◆ **ASSIGNED TASK**
Which lines in the records below mention the word "plain"? Copy each one out.

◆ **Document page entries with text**

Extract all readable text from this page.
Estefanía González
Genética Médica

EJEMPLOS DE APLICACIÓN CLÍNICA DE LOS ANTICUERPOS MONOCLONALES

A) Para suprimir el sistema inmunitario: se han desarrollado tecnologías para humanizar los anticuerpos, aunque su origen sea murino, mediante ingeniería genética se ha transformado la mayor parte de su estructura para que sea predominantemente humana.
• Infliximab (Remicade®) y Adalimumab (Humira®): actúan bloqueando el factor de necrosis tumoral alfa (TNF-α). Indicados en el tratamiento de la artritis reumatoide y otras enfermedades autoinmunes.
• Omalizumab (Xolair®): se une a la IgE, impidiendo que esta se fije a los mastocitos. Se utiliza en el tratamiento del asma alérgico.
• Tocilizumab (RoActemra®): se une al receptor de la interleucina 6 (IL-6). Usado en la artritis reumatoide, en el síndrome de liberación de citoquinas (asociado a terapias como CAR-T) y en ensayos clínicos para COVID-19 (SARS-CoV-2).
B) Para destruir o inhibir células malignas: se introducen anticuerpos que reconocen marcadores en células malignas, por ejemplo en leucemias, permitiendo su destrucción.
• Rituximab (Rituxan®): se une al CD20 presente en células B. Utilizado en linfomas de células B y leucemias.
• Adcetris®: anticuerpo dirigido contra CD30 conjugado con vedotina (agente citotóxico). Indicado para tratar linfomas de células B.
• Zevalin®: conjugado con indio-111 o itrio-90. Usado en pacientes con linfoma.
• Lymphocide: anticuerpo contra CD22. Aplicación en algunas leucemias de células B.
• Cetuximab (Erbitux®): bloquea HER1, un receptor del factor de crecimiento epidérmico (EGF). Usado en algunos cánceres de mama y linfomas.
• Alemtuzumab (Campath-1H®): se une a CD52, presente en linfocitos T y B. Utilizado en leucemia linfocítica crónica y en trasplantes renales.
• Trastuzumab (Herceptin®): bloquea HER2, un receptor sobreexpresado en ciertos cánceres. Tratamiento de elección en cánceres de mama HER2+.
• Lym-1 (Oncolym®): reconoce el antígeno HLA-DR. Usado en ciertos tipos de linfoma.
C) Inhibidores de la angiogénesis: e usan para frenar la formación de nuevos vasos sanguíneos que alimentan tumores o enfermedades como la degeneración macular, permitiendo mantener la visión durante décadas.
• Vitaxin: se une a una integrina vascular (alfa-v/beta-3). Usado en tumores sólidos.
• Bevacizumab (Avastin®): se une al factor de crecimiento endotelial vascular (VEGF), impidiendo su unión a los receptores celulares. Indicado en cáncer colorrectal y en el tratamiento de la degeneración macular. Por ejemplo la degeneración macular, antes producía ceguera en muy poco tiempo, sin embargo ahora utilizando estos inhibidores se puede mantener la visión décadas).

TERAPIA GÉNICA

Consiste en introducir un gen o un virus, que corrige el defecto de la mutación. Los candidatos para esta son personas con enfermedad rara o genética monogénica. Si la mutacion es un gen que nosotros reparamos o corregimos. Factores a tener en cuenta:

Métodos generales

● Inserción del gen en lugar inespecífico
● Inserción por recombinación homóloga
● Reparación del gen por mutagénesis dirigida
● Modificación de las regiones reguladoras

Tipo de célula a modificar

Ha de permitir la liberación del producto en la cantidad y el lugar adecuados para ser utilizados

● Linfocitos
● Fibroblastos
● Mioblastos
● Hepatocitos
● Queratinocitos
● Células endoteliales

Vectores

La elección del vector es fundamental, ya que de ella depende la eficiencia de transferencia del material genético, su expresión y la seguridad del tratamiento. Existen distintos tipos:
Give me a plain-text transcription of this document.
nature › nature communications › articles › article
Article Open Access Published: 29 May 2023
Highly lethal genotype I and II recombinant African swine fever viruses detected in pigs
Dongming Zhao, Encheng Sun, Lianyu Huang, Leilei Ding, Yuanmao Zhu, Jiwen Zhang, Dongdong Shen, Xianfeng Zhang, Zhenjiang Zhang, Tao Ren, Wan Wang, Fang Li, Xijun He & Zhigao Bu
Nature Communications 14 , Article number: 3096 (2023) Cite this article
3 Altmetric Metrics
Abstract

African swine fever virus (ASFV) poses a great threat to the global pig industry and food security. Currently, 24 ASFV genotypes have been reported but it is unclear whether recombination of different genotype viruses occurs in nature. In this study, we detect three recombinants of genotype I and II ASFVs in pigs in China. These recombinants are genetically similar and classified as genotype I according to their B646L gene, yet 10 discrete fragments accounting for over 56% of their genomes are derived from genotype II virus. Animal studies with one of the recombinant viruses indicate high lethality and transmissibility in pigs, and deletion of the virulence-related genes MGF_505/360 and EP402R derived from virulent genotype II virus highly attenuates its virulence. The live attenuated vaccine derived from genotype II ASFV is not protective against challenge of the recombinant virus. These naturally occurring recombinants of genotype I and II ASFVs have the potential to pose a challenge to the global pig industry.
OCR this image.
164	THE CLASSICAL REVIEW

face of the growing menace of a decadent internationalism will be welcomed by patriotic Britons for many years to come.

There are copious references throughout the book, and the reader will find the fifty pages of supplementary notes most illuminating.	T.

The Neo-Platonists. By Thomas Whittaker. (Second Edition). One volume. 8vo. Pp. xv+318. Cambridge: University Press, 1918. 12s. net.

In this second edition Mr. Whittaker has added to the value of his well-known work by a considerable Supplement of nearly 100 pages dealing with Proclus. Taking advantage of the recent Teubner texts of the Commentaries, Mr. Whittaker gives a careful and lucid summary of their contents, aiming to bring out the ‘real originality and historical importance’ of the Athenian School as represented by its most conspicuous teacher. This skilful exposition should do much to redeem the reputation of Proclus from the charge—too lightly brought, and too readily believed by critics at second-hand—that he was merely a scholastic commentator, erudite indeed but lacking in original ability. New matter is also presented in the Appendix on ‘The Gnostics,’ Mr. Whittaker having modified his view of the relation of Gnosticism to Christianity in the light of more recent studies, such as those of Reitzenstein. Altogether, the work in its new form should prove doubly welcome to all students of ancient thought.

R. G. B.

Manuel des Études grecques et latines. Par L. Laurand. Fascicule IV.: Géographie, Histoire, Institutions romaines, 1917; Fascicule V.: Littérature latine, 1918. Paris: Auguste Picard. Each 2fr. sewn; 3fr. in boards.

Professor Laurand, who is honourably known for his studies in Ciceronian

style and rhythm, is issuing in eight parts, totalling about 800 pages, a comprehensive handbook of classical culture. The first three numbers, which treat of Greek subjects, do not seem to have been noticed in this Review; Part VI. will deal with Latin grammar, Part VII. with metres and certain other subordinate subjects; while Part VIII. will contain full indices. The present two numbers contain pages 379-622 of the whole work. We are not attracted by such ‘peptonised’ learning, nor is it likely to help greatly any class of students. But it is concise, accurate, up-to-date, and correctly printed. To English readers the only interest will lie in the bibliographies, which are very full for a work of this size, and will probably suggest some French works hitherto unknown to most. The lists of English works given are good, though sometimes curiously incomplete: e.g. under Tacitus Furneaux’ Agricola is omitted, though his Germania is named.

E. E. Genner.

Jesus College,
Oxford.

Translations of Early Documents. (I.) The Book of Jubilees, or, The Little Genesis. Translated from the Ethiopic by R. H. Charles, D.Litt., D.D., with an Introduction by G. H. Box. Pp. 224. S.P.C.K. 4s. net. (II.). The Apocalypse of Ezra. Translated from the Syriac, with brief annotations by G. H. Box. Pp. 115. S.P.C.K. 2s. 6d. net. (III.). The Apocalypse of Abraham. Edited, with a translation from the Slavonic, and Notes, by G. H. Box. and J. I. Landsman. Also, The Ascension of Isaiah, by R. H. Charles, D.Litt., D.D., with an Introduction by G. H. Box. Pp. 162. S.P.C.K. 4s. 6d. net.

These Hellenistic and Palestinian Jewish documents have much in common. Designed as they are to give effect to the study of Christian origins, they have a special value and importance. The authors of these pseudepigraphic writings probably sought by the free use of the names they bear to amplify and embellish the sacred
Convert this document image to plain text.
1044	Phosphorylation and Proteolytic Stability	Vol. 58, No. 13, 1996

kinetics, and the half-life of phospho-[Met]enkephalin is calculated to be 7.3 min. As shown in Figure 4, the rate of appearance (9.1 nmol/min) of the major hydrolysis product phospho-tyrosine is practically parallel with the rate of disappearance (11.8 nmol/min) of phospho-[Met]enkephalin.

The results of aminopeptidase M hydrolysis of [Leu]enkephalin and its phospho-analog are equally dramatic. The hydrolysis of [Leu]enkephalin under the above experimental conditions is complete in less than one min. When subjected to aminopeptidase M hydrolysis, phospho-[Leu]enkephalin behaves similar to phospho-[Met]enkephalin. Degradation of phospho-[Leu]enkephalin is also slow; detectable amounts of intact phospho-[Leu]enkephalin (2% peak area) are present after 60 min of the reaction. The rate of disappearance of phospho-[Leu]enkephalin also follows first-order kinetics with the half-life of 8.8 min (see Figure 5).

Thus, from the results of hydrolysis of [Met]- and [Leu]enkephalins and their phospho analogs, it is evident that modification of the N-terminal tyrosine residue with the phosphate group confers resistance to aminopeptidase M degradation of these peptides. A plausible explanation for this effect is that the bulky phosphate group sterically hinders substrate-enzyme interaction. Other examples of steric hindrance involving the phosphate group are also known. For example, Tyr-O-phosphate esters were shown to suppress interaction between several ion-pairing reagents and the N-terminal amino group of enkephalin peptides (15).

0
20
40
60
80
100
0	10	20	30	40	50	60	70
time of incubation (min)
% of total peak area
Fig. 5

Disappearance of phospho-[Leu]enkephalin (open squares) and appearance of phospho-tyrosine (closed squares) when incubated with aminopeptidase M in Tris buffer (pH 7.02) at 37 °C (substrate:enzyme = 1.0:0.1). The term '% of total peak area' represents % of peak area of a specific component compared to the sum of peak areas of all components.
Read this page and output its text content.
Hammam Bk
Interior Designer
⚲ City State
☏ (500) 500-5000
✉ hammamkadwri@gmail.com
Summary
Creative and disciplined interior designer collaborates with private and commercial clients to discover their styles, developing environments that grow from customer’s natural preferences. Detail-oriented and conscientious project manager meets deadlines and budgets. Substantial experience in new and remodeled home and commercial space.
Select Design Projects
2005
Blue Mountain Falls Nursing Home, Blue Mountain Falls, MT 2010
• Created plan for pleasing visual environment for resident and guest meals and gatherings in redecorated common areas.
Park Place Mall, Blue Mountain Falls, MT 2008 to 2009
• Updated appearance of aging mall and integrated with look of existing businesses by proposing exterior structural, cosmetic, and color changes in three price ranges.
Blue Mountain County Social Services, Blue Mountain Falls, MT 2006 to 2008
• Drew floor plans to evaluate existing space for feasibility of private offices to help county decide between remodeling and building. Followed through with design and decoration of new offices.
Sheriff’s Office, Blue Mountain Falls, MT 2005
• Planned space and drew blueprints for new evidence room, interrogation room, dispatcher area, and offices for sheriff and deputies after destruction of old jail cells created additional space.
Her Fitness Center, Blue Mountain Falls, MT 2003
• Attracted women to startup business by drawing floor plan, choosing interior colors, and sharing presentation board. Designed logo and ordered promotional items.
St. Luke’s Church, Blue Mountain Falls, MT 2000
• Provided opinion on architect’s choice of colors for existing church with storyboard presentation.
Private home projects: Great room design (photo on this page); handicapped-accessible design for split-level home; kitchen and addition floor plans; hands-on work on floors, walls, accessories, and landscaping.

◆ **COMPLETED EXERCISE**
Give me a plain-text transcription of this document.
Convert this document image to plain text.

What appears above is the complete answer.